> **Exercise instructions**: Show every line where "point" occurs.

> **Record extracts**:
★ ★ ★ ★

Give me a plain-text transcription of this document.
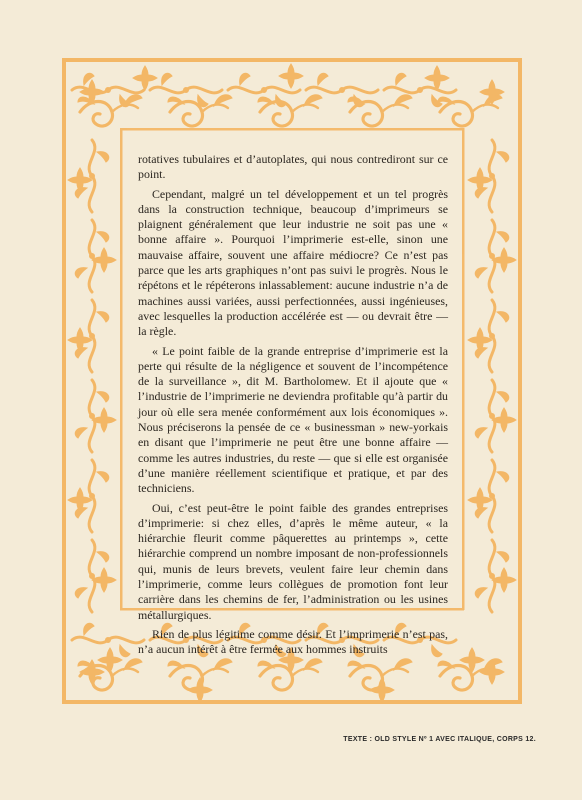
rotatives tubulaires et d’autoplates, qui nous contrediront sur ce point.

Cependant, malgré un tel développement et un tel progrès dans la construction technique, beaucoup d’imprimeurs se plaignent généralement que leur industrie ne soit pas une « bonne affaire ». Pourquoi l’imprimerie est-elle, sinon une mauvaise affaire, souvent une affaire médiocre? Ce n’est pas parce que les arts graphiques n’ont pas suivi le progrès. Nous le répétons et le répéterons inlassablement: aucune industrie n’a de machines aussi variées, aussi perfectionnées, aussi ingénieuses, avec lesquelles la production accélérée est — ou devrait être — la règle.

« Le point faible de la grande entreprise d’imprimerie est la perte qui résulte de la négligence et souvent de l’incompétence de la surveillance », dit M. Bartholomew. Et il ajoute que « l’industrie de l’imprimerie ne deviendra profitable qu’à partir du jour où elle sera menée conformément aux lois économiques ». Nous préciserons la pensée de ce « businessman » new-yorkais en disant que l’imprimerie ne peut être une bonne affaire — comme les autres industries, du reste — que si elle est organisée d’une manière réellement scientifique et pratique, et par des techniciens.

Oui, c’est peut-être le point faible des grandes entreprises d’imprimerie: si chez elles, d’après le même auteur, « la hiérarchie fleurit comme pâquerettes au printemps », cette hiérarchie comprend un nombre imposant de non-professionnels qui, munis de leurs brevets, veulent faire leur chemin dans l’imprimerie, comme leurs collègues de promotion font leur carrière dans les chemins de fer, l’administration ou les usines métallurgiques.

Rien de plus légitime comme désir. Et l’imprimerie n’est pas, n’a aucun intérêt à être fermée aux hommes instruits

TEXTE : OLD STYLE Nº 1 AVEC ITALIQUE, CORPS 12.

★ ★ ★ ★

> **Written solution**:
rotatives tubulaires et d’autoplates, qui nous contrediront sur ce point.
« Le point faible de la grande entreprise d’imprimerie est la perte qui résulte de la négligence et souvent de l’incompétence de la surveillance », dit M. Bartholomew. Et il ajoute que « l’industrie de l’imprimerie ne deviendra profitable qu’à partir du jour où elle sera menée conformément aux lois économiques ». Nous préciserons la pensée de ce « businessman » new-yorkais en disant que l’imprimerie ne peut être une bonne affaire — comme les autres industries, du reste — que si elle est organisée d’une manière réellement scientifique et pratique, et par des techniciens.
Oui, c’est peut-être le point faible des grandes entreprises d’imprimerie: si chez elles, d’après le même auteur, « la hiérarchie fleurit comme pâquerettes au printemps », cette hiérarchie comprend un nombre imposant de non-professionnels qui, munis de leurs brevets, veulent faire leur chemin dans l’imprimerie, comme leurs collègues de promotion font leur carrière dans les chemins de fer, l’administration ou les usines métallurgiques.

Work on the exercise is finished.